Items from a dataset →

_____

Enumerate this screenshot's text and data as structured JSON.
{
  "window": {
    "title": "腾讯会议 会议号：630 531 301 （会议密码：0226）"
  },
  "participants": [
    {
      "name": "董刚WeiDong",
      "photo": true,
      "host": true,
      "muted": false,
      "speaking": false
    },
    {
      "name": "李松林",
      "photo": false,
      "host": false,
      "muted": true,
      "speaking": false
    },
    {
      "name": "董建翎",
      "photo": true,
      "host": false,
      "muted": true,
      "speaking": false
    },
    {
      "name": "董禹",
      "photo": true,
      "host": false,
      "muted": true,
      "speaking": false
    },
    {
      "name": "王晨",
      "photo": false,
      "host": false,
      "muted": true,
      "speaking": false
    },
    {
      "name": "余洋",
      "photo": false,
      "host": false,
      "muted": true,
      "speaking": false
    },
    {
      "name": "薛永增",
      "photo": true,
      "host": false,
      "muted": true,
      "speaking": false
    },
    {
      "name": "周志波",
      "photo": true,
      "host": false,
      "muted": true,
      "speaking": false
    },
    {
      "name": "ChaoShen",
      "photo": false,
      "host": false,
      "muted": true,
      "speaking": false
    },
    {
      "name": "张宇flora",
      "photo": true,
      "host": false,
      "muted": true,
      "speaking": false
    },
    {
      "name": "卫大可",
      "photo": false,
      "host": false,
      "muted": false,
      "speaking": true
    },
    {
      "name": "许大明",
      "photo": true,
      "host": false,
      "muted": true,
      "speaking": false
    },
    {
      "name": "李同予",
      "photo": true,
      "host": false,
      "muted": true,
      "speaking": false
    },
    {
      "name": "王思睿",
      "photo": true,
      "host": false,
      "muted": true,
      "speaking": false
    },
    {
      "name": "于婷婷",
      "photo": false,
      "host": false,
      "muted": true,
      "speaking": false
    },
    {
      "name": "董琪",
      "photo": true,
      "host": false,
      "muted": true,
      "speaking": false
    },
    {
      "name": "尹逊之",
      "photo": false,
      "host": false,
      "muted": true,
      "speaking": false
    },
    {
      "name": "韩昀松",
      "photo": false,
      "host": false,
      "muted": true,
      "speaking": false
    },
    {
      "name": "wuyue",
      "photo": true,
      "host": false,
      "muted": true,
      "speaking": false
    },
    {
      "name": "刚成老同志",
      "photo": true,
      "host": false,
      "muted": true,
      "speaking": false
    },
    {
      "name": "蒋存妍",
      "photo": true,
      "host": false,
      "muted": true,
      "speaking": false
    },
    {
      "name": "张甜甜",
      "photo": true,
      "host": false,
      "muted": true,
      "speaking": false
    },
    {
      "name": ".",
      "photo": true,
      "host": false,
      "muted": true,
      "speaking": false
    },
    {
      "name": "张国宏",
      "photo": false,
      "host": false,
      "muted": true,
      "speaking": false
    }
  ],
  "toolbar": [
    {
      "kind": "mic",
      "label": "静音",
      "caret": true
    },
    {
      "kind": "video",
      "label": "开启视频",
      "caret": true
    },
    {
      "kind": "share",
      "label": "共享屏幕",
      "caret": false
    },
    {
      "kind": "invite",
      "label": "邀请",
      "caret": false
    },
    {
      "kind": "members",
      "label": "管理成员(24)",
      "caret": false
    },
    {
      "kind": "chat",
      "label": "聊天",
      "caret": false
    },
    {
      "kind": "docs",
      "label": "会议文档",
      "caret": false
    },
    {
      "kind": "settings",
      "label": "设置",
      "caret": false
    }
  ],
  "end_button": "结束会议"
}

_____

WRITTEN REQUEST → Note every line above where the string "label" shows up, and copy those lines.

EXPECTED OUTPUT →
      "label": "静音",
      "label": "开启视频",
      "label": "共享屏幕",
      "label": "邀请",
      "label": "管理成员(24)",
      "label": "聊天",
      "label": "会议文档",
      "label": "设置",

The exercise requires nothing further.